▶ [WORK REQUIRED]: Please give the count of lines holding the string "rgba" and nothing besides.

▶ [RECORDED INFORMATION]:
--------------------

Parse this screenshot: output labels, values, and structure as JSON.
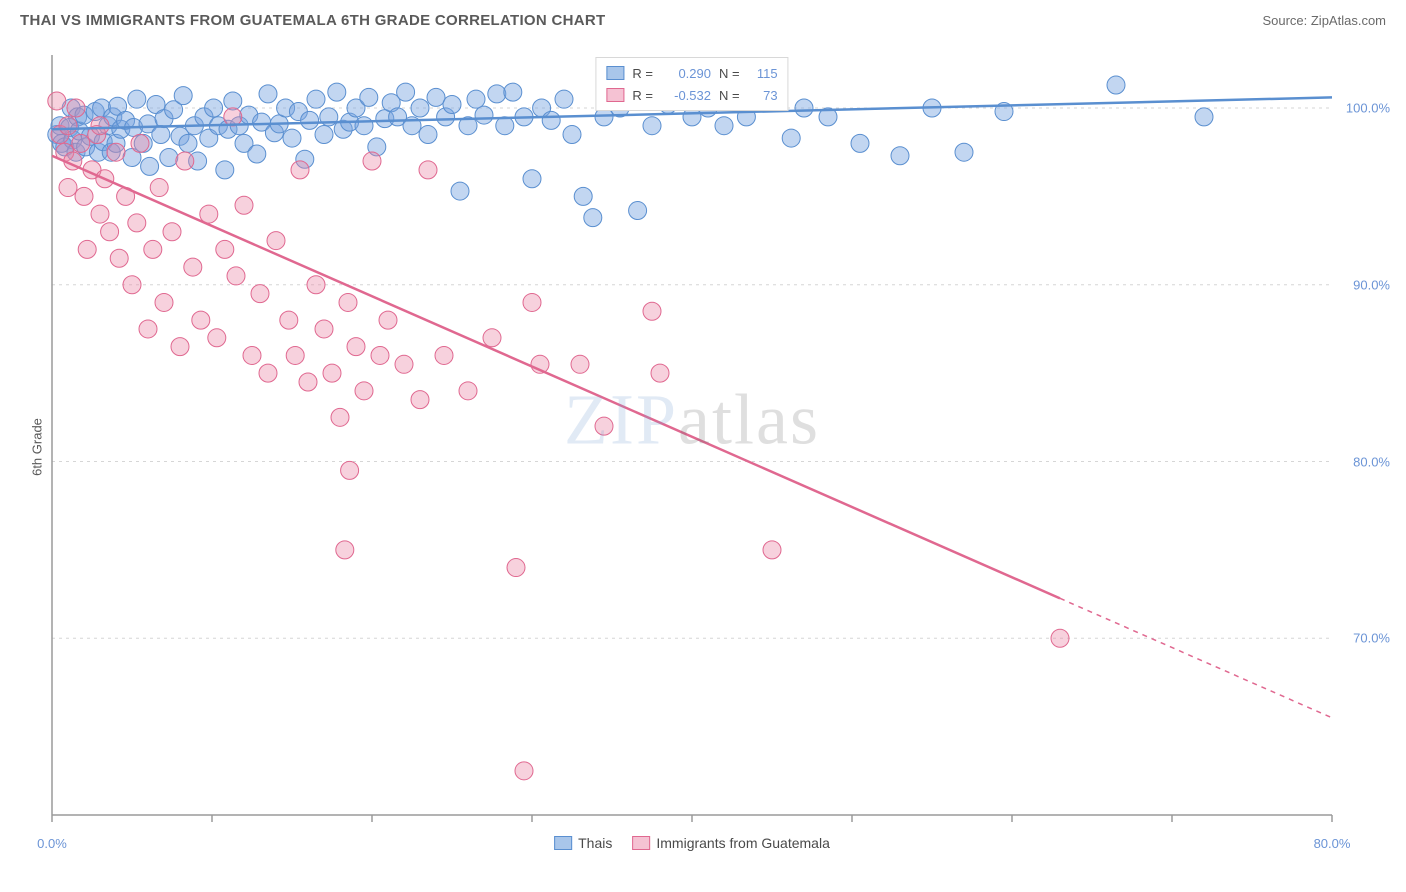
{
  "title": "THAI VS IMMIGRANTS FROM GUATEMALA 6TH GRADE CORRELATION CHART",
  "source": "Source: ZipAtlas.com",
  "ylabel": "6th Grade",
  "watermark_zip": "ZIP",
  "watermark_atlas": "atlas",
  "chart": {
    "type": "scatter",
    "xlim": [
      0,
      80
    ],
    "ylim": [
      60,
      103
    ],
    "xticks": [
      0,
      10,
      20,
      30,
      40,
      50,
      60,
      70,
      80
    ],
    "xtick_labels": {
      "0": "0.0%",
      "80": "80.0%"
    },
    "yticks": [
      70,
      80,
      90,
      100
    ],
    "ytick_labels": {
      "70": "70.0%",
      "80": "80.0%",
      "90": "90.0%",
      "100": "100.0%"
    },
    "background_color": "#ffffff",
    "grid_color": "#d6d6d6",
    "axis_color": "#9a9a9a",
    "series": [
      {
        "name": "Thais",
        "color_fill": "rgba(120,165,225,0.45)",
        "color_stroke": "#5a8fd0",
        "legend_sw_fill": "#a9c6ea",
        "legend_sw_border": "#5a8fd0",
        "R": "0.290",
        "N": "115",
        "trend": {
          "x1": 0,
          "y1": 98.8,
          "x2": 80,
          "y2": 100.6,
          "solid_to_x": 80
        },
        "marker_r": 9,
        "points": [
          [
            0.3,
            98.5
          ],
          [
            0.5,
            99.0
          ],
          [
            0.6,
            98.0
          ],
          [
            0.8,
            97.8
          ],
          [
            1.1,
            98.9
          ],
          [
            1.2,
            100.0
          ],
          [
            1.3,
            98.2
          ],
          [
            1.5,
            97.5
          ],
          [
            1.6,
            99.5
          ],
          [
            1.7,
            98.7
          ],
          [
            2.0,
            99.6
          ],
          [
            2.1,
            97.8
          ],
          [
            2.4,
            98.4
          ],
          [
            2.7,
            99.8
          ],
          [
            2.9,
            97.5
          ],
          [
            3.1,
            100.0
          ],
          [
            3.2,
            98.1
          ],
          [
            3.5,
            99.0
          ],
          [
            3.7,
            97.5
          ],
          [
            3.8,
            99.5
          ],
          [
            4.0,
            98.0
          ],
          [
            4.1,
            100.1
          ],
          [
            4.3,
            98.8
          ],
          [
            4.6,
            99.3
          ],
          [
            5.0,
            97.2
          ],
          [
            5.1,
            98.9
          ],
          [
            5.3,
            100.5
          ],
          [
            5.7,
            98.0
          ],
          [
            6.0,
            99.1
          ],
          [
            6.1,
            96.7
          ],
          [
            6.5,
            100.2
          ],
          [
            6.8,
            98.5
          ],
          [
            7.0,
            99.4
          ],
          [
            7.3,
            97.2
          ],
          [
            7.6,
            99.9
          ],
          [
            8.0,
            98.4
          ],
          [
            8.2,
            100.7
          ],
          [
            8.5,
            98.0
          ],
          [
            8.9,
            99.0
          ],
          [
            9.1,
            97.0
          ],
          [
            9.5,
            99.5
          ],
          [
            9.8,
            98.3
          ],
          [
            10.1,
            100.0
          ],
          [
            10.4,
            99.0
          ],
          [
            10.8,
            96.5
          ],
          [
            11.0,
            98.8
          ],
          [
            11.3,
            100.4
          ],
          [
            11.7,
            99.0
          ],
          [
            12.0,
            98.0
          ],
          [
            12.3,
            99.6
          ],
          [
            12.8,
            97.4
          ],
          [
            13.1,
            99.2
          ],
          [
            13.5,
            100.8
          ],
          [
            13.9,
            98.6
          ],
          [
            14.2,
            99.1
          ],
          [
            14.6,
            100.0
          ],
          [
            15.0,
            98.3
          ],
          [
            15.4,
            99.8
          ],
          [
            15.8,
            97.1
          ],
          [
            16.1,
            99.3
          ],
          [
            16.5,
            100.5
          ],
          [
            17.0,
            98.5
          ],
          [
            17.3,
            99.5
          ],
          [
            17.8,
            100.9
          ],
          [
            18.2,
            98.8
          ],
          [
            18.6,
            99.2
          ],
          [
            19.0,
            100.0
          ],
          [
            19.5,
            99.0
          ],
          [
            19.8,
            100.6
          ],
          [
            20.3,
            97.8
          ],
          [
            20.8,
            99.4
          ],
          [
            21.2,
            100.3
          ],
          [
            21.6,
            99.5
          ],
          [
            22.1,
            100.9
          ],
          [
            22.5,
            99.0
          ],
          [
            23.0,
            100.0
          ],
          [
            23.5,
            98.5
          ],
          [
            24.0,
            100.6
          ],
          [
            24.6,
            99.5
          ],
          [
            25.0,
            100.2
          ],
          [
            25.5,
            95.3
          ],
          [
            26.0,
            99.0
          ],
          [
            26.5,
            100.5
          ],
          [
            27.0,
            99.6
          ],
          [
            27.8,
            100.8
          ],
          [
            28.3,
            99.0
          ],
          [
            28.8,
            100.9
          ],
          [
            29.5,
            99.5
          ],
          [
            30.0,
            96.0
          ],
          [
            30.6,
            100.0
          ],
          [
            31.2,
            99.3
          ],
          [
            32.0,
            100.5
          ],
          [
            32.5,
            98.5
          ],
          [
            33.2,
            95.0
          ],
          [
            33.8,
            93.8
          ],
          [
            34.5,
            99.5
          ],
          [
            35.5,
            100.0
          ],
          [
            36.6,
            94.2
          ],
          [
            37.5,
            99.0
          ],
          [
            38.5,
            100.2
          ],
          [
            40.0,
            99.5
          ],
          [
            41.0,
            100.0
          ],
          [
            42.0,
            99.0
          ],
          [
            43.4,
            99.5
          ],
          [
            45.0,
            100.3
          ],
          [
            46.2,
            98.3
          ],
          [
            47.0,
            100.0
          ],
          [
            48.5,
            99.5
          ],
          [
            50.5,
            98.0
          ],
          [
            53.0,
            97.3
          ],
          [
            55.0,
            100.0
          ],
          [
            57.0,
            97.5
          ],
          [
            59.5,
            99.8
          ],
          [
            66.5,
            101.3
          ],
          [
            72.0,
            99.5
          ]
        ]
      },
      {
        "name": "Immigrants from Guatemala",
        "color_fill": "rgba(235,135,165,0.38)",
        "color_stroke": "#e06890",
        "legend_sw_fill": "#f5c2d3",
        "legend_sw_border": "#e06890",
        "R": "-0.532",
        "N": "73",
        "trend": {
          "x1": 0,
          "y1": 97.3,
          "x2": 80,
          "y2": 65.5,
          "solid_to_x": 63
        },
        "marker_r": 9,
        "points": [
          [
            0.3,
            100.4
          ],
          [
            0.5,
            98.5
          ],
          [
            0.8,
            97.5
          ],
          [
            1.0,
            95.5
          ],
          [
            1.0,
            99.0
          ],
          [
            1.3,
            97.0
          ],
          [
            1.5,
            100.0
          ],
          [
            1.8,
            98.0
          ],
          [
            2.0,
            95.0
          ],
          [
            2.2,
            92.0
          ],
          [
            2.5,
            96.5
          ],
          [
            2.8,
            98.5
          ],
          [
            3.0,
            94.0
          ],
          [
            3.0,
            99.0
          ],
          [
            3.3,
            96.0
          ],
          [
            3.6,
            93.0
          ],
          [
            4.0,
            97.5
          ],
          [
            4.2,
            91.5
          ],
          [
            4.6,
            95.0
          ],
          [
            5.0,
            90.0
          ],
          [
            5.3,
            93.5
          ],
          [
            5.5,
            98.0
          ],
          [
            6.0,
            87.5
          ],
          [
            6.3,
            92.0
          ],
          [
            6.7,
            95.5
          ],
          [
            7.0,
            89.0
          ],
          [
            7.5,
            93.0
          ],
          [
            8.0,
            86.5
          ],
          [
            8.3,
            97.0
          ],
          [
            8.8,
            91.0
          ],
          [
            9.3,
            88.0
          ],
          [
            9.8,
            94.0
          ],
          [
            10.3,
            87.0
          ],
          [
            10.8,
            92.0
          ],
          [
            11.3,
            99.5
          ],
          [
            11.5,
            90.5
          ],
          [
            12.0,
            94.5
          ],
          [
            12.5,
            86.0
          ],
          [
            13.0,
            89.5
          ],
          [
            13.5,
            85.0
          ],
          [
            14.0,
            92.5
          ],
          [
            14.8,
            88.0
          ],
          [
            15.2,
            86.0
          ],
          [
            15.5,
            96.5
          ],
          [
            16.0,
            84.5
          ],
          [
            16.5,
            90.0
          ],
          [
            17.0,
            87.5
          ],
          [
            17.5,
            85.0
          ],
          [
            18.0,
            82.5
          ],
          [
            18.5,
            89.0
          ],
          [
            19.0,
            86.5
          ],
          [
            19.5,
            84.0
          ],
          [
            20.0,
            97.0
          ],
          [
            20.5,
            86.0
          ],
          [
            21.0,
            88.0
          ],
          [
            22.0,
            85.5
          ],
          [
            23.0,
            83.5
          ],
          [
            23.5,
            96.5
          ],
          [
            24.5,
            86.0
          ],
          [
            26.0,
            84.0
          ],
          [
            27.5,
            87.0
          ],
          [
            18.3,
            75.0
          ],
          [
            18.6,
            79.5
          ],
          [
            29.0,
            74.0
          ],
          [
            30.0,
            89.0
          ],
          [
            30.5,
            85.5
          ],
          [
            33.0,
            85.5
          ],
          [
            34.5,
            82.0
          ],
          [
            37.5,
            88.5
          ],
          [
            38.0,
            85.0
          ],
          [
            29.5,
            62.5
          ],
          [
            45.0,
            75.0
          ],
          [
            63.0,
            70.0
          ]
        ]
      }
    ]
  },
  "legend_bottom": [
    {
      "label": "Thais",
      "fill": "#a9c6ea",
      "border": "#5a8fd0"
    },
    {
      "label": "Immigrants from Guatemala",
      "fill": "#f5c2d3",
      "border": "#e06890"
    }
  ]
}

--------------------

▶ [FINAL RESULT]: 2